■ DATA EXTRACT ■
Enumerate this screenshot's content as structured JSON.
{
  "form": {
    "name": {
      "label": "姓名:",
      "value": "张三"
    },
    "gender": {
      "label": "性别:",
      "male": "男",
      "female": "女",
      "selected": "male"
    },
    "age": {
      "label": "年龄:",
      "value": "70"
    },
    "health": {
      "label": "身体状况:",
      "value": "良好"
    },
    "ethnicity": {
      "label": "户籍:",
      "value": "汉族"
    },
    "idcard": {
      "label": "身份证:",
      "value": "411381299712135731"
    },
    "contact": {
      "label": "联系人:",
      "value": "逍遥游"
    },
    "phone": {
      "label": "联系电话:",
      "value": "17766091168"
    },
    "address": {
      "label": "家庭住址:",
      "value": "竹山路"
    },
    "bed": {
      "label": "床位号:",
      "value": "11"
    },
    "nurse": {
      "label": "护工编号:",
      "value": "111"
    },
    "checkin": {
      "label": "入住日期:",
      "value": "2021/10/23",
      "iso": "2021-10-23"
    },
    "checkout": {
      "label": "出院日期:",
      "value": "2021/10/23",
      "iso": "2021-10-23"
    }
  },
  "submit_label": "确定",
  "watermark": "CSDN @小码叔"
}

■ WHAT IS ASKED ■
Copy the records above exactly.

■ SOLUTION ■
Enumerate this screenshot's content as structured JSON.
{
  "form": {
    "name": {
      "label": "姓名:",
      "value": "张三"
    },
    "gender": {
      "label": "性别:",
      "male": "男",
      "female": "女",
      "selected": "male"
    },
    "age": {
      "label": "年龄:",
      "value": "70"
    },
    "health": {
      "label": "身体状况:",
      "value": "良好"
    },
    "ethnicity": {
      "label": "户籍:",
      "value": "汉族"
    },
    "idcard": {
      "label": "身份证:",
      "value": "411381299712135731"
    },
    "contact": {
      "label": "联系人:",
      "value": "逍遥游"
    },
    "phone": {
      "label": "联系电话:",
      "value": "17766091168"
    },
    "address": {
      "label": "家庭住址:",
      "value": "竹山路"
    },
    "bed": {
      "label": "床位号:",
      "value": "11"
    },
    "nurse": {
      "label": "护工编号:",
      "value": "111"
    },
    "checkin": {
      "label": "入住日期:",
      "value": "2021/10/23",
      "iso": "2021-10-23"
    },
    "checkout": {
      "label": "出院日期:",
      "value": "2021/10/23",
      "iso": "2021-10-23"
    }
  },
  "submit_label": "确定",
  "watermark": "CSDN @小码叔"
}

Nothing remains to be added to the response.